= Aim =
Reproduce the records below exactly, leaving out any pictures.

= Extracted records =
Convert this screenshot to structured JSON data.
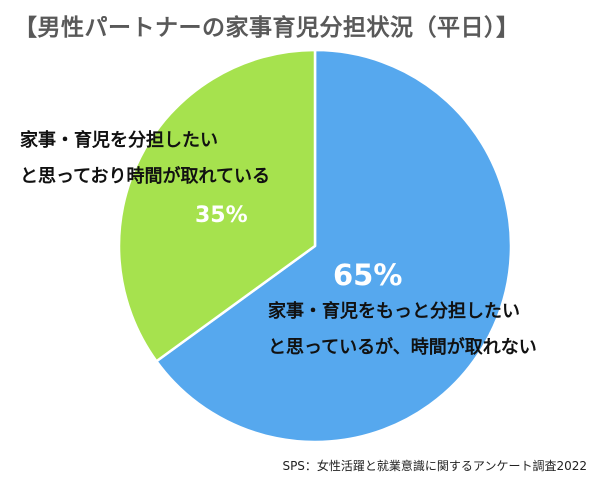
{
  "chart_data": {
    "type": "pie",
    "title": "【男性パートナーの家事育児分担状況（平日）】",
    "slices": [
      {
        "label_lines": [
          "家事・育児をもっと分担したい",
          "と思っているが、時間が取れない"
        ],
        "value": 65,
        "value_label": "65%",
        "color": "#56A8EE"
      },
      {
        "label_lines": [
          "家事・育児を分担したい",
          "と思っており時間が取れている"
        ],
        "value": 35,
        "value_label": "35%",
        "color": "#A6E24E"
      }
    ],
    "start_angle_deg": 0,
    "direction": "clockwise",
    "slice_border_color": "#ffffff",
    "source": "SPS：女性活躍と就業意識に関するアンケート調査2022"
  }
}
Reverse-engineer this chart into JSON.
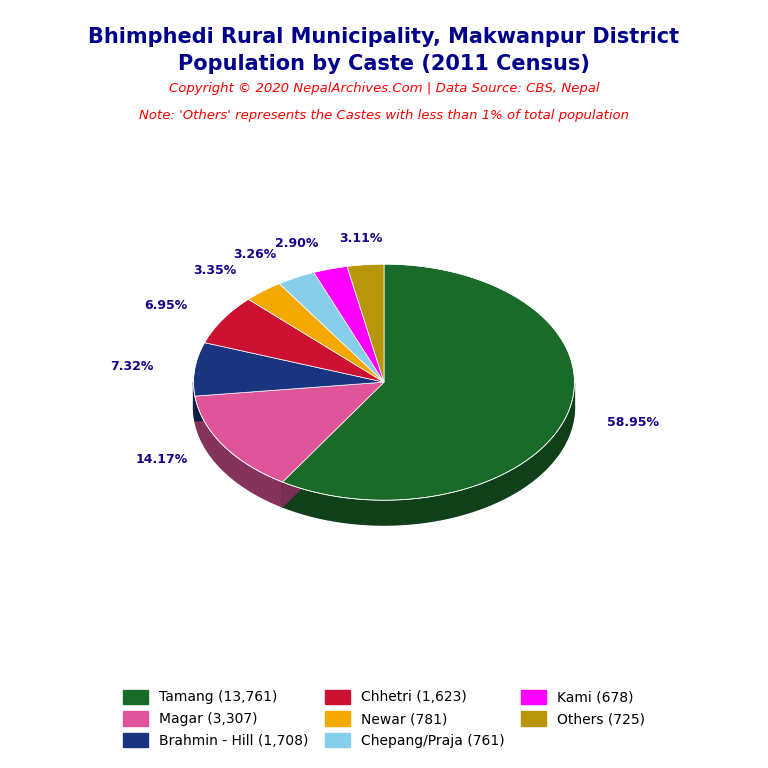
{
  "title_line1": "Bhimphedi Rural Municipality, Makwanpur District",
  "title_line2": "Population by Caste (2011 Census)",
  "title_color": "#00008B",
  "copyright_text": "Copyright © 2020 NepalArchives.Com | Data Source: CBS, Nepal",
  "note_text": "Note: 'Others' represents the Castes with less than 1% of total population",
  "subtitle_color": "#FF0000",
  "labels": [
    "Tamang",
    "Magar",
    "Brahmin - Hill",
    "Chhetri",
    "Newar",
    "Chepang/Praja",
    "Kami",
    "Others"
  ],
  "values": [
    13761,
    3307,
    1708,
    1623,
    781,
    761,
    678,
    725
  ],
  "percentages": [
    58.95,
    14.17,
    7.32,
    6.95,
    3.35,
    3.26,
    2.9,
    3.11
  ],
  "colors": [
    "#1a6b2a",
    "#e0559a",
    "#1a3580",
    "#cc1133",
    "#f5a800",
    "#87ceeb",
    "#ff00ff",
    "#b8960a"
  ],
  "legend_labels": [
    "Tamang (13,761)",
    "Magar (3,307)",
    "Brahmin - Hill (1,708)",
    "Chhetri (1,623)",
    "Newar (781)",
    "Chepang/Praja (761)",
    "Kami (678)",
    "Others (725)"
  ],
  "legend_colors": [
    "#1a6b2a",
    "#e0559a",
    "#1a3580",
    "#cc1133",
    "#f5a800",
    "#87ceeb",
    "#ff00ff",
    "#b8960a"
  ],
  "pct_label_color": "#1a0088",
  "background_color": "#ffffff",
  "depth": 0.06,
  "ellipse_ratio": 0.35
}
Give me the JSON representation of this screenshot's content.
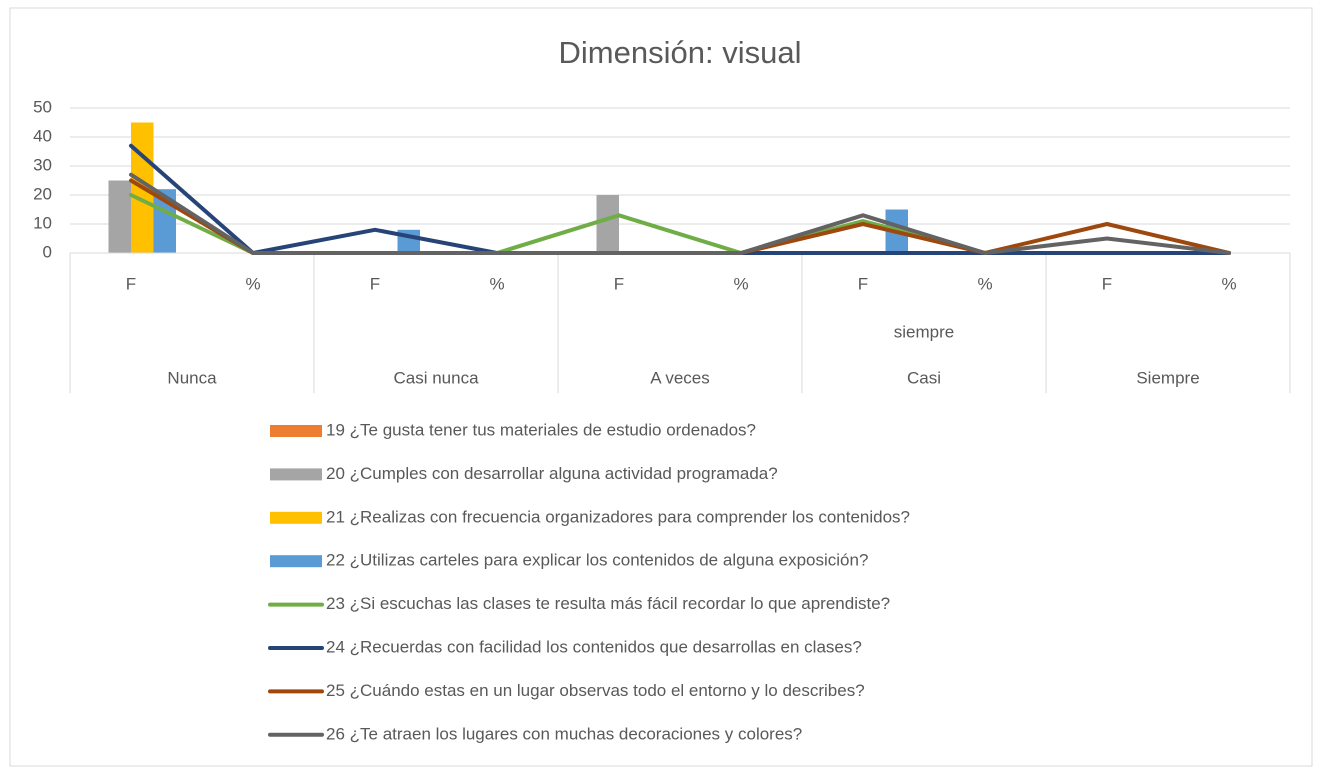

= Result below =
Convert this screenshot to structured JSON data.
{
  "chart_data": {
    "type": "pie",
    "title": "【男性パートナーの家事育児分担状況（平日）】",
    "slices": [
      {
        "label_lines": [
          "家事・育児をもっと分担したい",
          "と思っているが、時間が取れない"
        ],
        "value": 65,
        "value_label": "65%",
        "color": "#56A8EE"
      },
      {
        "label_lines": [
          "家事・育児を分担したい",
          "と思っており時間が取れている"
        ],
        "value": 35,
        "value_label": "35%",
        "color": "#A6E24E"
      }
    ],
    "start_angle_deg": 0,
    "direction": "clockwise",
    "slice_border_color": "#ffffff",
    "source": "SPS：女性活躍と就業意識に関するアンケート調査2022"
  }
}
Reverse-engineer this chart into JSON.
{
  "title_line1": "Bhimphedi Rural Municipality, Makwanpur District",
  "title_line2": "Population by Caste (2011 Census)",
  "title_color": "#00008B",
  "copyright_text": "Copyright © 2020 NepalArchives.Com | Data Source: CBS, Nepal",
  "note_text": "Note: 'Others' represents the Castes with less than 1% of total population",
  "subtitle_color": "#FF0000",
  "labels": [
    "Tamang",
    "Magar",
    "Brahmin - Hill",
    "Chhetri",
    "Newar",
    "Chepang/Praja",
    "Kami",
    "Others"
  ],
  "values": [
    13761,
    3307,
    1708,
    1623,
    781,
    761,
    678,
    725
  ],
  "percentages": [
    58.95,
    14.17,
    7.32,
    6.95,
    3.35,
    3.26,
    2.9,
    3.11
  ],
  "colors": [
    "#1a6b2a",
    "#e0559a",
    "#1a3580",
    "#cc1133",
    "#f5a800",
    "#87ceeb",
    "#ff00ff",
    "#b8960a"
  ],
  "legend_labels": [
    "Tamang (13,761)",
    "Magar (3,307)",
    "Brahmin - Hill (1,708)",
    "Chhetri (1,623)",
    "Newar (781)",
    "Chepang/Praja (761)",
    "Kami (678)",
    "Others (725)"
  ],
  "legend_colors": [
    "#1a6b2a",
    "#e0559a",
    "#1a3580",
    "#cc1133",
    "#f5a800",
    "#87ceeb",
    "#ff00ff",
    "#b8960a"
  ],
  "pct_label_color": "#1a0088",
  "background_color": "#ffffff",
  "depth": 0.06,
  "ellipse_ratio": 0.35
}
Give me the JSON representation of this screenshot's content.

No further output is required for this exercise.